Could you print all the entries exactly?

[Records that describe figures]
______

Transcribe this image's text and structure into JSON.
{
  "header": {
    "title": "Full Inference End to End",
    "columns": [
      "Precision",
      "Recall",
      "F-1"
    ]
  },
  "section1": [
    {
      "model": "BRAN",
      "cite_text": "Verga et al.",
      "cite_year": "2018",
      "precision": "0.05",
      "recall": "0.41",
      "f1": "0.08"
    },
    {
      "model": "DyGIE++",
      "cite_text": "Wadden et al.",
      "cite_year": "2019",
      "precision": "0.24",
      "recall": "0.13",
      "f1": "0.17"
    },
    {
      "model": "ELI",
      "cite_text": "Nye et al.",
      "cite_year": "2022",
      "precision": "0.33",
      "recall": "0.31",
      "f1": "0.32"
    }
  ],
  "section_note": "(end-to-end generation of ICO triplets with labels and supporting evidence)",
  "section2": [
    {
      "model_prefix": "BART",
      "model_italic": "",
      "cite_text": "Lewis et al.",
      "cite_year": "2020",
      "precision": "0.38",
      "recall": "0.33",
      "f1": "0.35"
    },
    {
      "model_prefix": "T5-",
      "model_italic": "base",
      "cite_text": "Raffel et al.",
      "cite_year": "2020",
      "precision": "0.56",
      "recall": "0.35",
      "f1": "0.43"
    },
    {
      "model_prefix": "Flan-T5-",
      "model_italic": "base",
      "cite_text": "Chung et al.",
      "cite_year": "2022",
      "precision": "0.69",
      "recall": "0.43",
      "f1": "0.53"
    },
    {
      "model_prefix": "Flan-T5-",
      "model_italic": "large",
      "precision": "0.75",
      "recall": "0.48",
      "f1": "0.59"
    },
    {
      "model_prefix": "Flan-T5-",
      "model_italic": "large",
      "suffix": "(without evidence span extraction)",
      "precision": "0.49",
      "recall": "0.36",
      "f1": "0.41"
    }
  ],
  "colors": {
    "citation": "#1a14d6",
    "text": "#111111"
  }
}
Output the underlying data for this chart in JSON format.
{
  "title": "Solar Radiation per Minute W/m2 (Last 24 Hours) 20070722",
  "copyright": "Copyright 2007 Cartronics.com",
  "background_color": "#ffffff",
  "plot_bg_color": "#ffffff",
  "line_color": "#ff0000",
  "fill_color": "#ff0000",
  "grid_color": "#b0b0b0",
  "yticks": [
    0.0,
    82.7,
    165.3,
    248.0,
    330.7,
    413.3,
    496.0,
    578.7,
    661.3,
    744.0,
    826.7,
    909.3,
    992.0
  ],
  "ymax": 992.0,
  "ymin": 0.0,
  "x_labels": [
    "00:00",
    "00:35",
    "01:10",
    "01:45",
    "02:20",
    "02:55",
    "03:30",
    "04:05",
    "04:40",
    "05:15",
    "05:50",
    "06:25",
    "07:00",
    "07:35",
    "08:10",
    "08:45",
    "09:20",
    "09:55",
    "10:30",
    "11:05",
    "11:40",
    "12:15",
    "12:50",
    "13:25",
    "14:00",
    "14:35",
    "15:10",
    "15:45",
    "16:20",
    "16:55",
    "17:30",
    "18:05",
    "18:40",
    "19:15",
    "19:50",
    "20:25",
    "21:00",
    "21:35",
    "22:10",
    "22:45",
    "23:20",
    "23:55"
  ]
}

______

▸ **TASK RESULT**:
Transcribe this image's text and structure into JSON.
{
  "header": {
    "title": "Full Inference End to End",
    "columns": [
      "Precision",
      "Recall",
      "F-1"
    ]
  },
  "section1": [
    {
      "model": "BRAN",
      "cite_text": "Verga et al.",
      "cite_year": "2018",
      "precision": "0.05",
      "recall": "0.41",
      "f1": "0.08"
    },
    {
      "model": "DyGIE++",
      "cite_text": "Wadden et al.",
      "cite_year": "2019",
      "precision": "0.24",
      "recall": "0.13",
      "f1": "0.17"
    },
    {
      "model": "ELI",
      "cite_text": "Nye et al.",
      "cite_year": "2022",
      "precision": "0.33",
      "recall": "0.31",
      "f1": "0.32"
    }
  ],
  "section_note": "(end-to-end generation of ICO triplets with labels and supporting evidence)",
  "section2": [
    {
      "model_prefix": "BART",
      "model_italic": "",
      "cite_text": "Lewis et al.",
      "cite_year": "2020",
      "precision": "0.38",
      "recall": "0.33",
      "f1": "0.35"
    },
    {
      "model_prefix": "T5-",
      "model_italic": "base",
      "cite_text": "Raffel et al.",
      "cite_year": "2020",
      "precision": "0.56",
      "recall": "0.35",
      "f1": "0.43"
    },
    {
      "model_prefix": "Flan-T5-",
      "model_italic": "base",
      "cite_text": "Chung et al.",
      "cite_year": "2022",
      "precision": "0.69",
      "recall": "0.43",
      "f1": "0.53"
    },
    {
      "model_prefix": "Flan-T5-",
      "model_italic": "large",
      "precision": "0.75",
      "recall": "0.48",
      "f1": "0.59"
    },
    {
      "model_prefix": "Flan-T5-",
      "model_italic": "large",
      "suffix": "(without evidence span extraction)",
      "precision": "0.49",
      "recall": "0.36",
      "f1": "0.41"
    }
  ],
  "colors": {
    "citation": "#1a14d6",
    "text": "#111111"
  }
}
Output the underlying data for this chart in JSON format.
{
  "title": "Solar Radiation per Minute W/m2 (Last 24 Hours) 20070722",
  "copyright": "Copyright 2007 Cartronics.com",
  "background_color": "#ffffff",
  "plot_bg_color": "#ffffff",
  "line_color": "#ff0000",
  "fill_color": "#ff0000",
  "grid_color": "#b0b0b0",
  "yticks": [
    0.0,
    82.7,
    165.3,
    248.0,
    330.7,
    413.3,
    496.0,
    578.7,
    661.3,
    744.0,
    826.7,
    909.3,
    992.0
  ],
  "ymax": 992.0,
  "ymin": 0.0,
  "x_labels": [
    "00:00",
    "00:35",
    "01:10",
    "01:45",
    "02:20",
    "02:55",
    "03:30",
    "04:05",
    "04:40",
    "05:15",
    "05:50",
    "06:25",
    "07:00",
    "07:35",
    "08:10",
    "08:45",
    "09:20",
    "09:55",
    "10:30",
    "11:05",
    "11:40",
    "12:15",
    "12:50",
    "13:25",
    "14:00",
    "14:35",
    "15:10",
    "15:45",
    "16:20",
    "16:55",
    "17:30",
    "18:05",
    "18:40",
    "19:15",
    "19:50",
    "20:25",
    "21:00",
    "21:35",
    "22:10",
    "22:45",
    "23:20",
    "23:55"
  ]
}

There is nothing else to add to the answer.